» INPUT DATA:

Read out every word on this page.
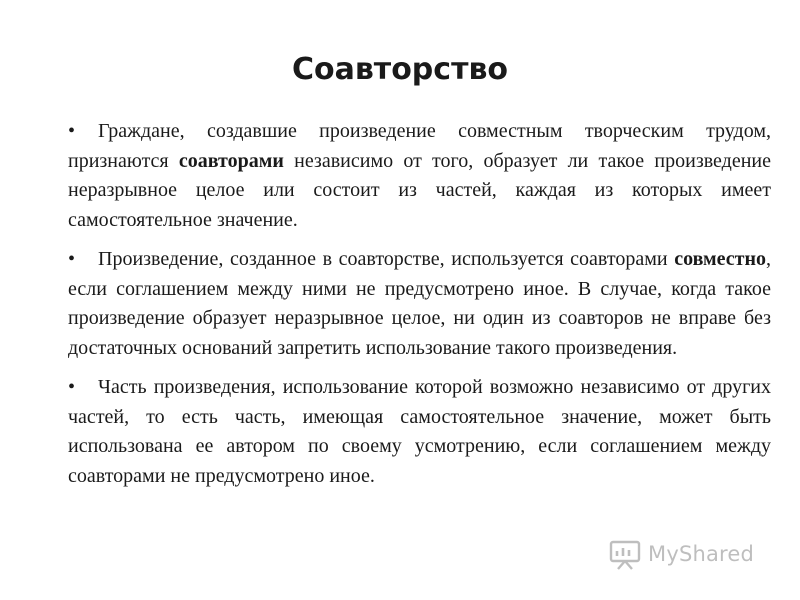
Соавторство

•Граждане, создавшие произведение совместным творческим трудом, признаются соавторами независимо от того, образует ли такое произведение неразрывное целое или состоит из частей, каждая из которых имеет самостоятельное значение.

•Произведение, созданное в соавторстве, используется соавторами совместно, если соглашением между ними не предусмотрено иное. В случае, когда такое произведение образует неразрывное целое, ни один из соавторов не вправе без достаточных оснований запретить использование такого произведения.

•Часть произведения, использование которой возможно независимо от других частей, то есть часть, имеющая самостоятельное значение, может быть использована ее автором по своему усмотрению, если соглашением между соавторами не предусмотрено иное.

MyShared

» WORK INSTRUCTIONS: Using the records given above, list every line that includes the word "неразрывное".

» OUTPUT FOR THIS EXERCISE:
•Граждане, создавшие произведение совместным творческим трудом, признаются соавторами независимо от того, образует ли такое произведение неразрывное целое или состоит из частей, каждая из которых имеет самостоятельное значение.
•Произведение, созданное в соавторстве, используется соавторами совместно, если соглашением между ними не предусмотрено иное. В случае, когда такое произведение образует неразрывное целое, ни один из соавторов не вправе без достаточных оснований запретить использование такого произведения.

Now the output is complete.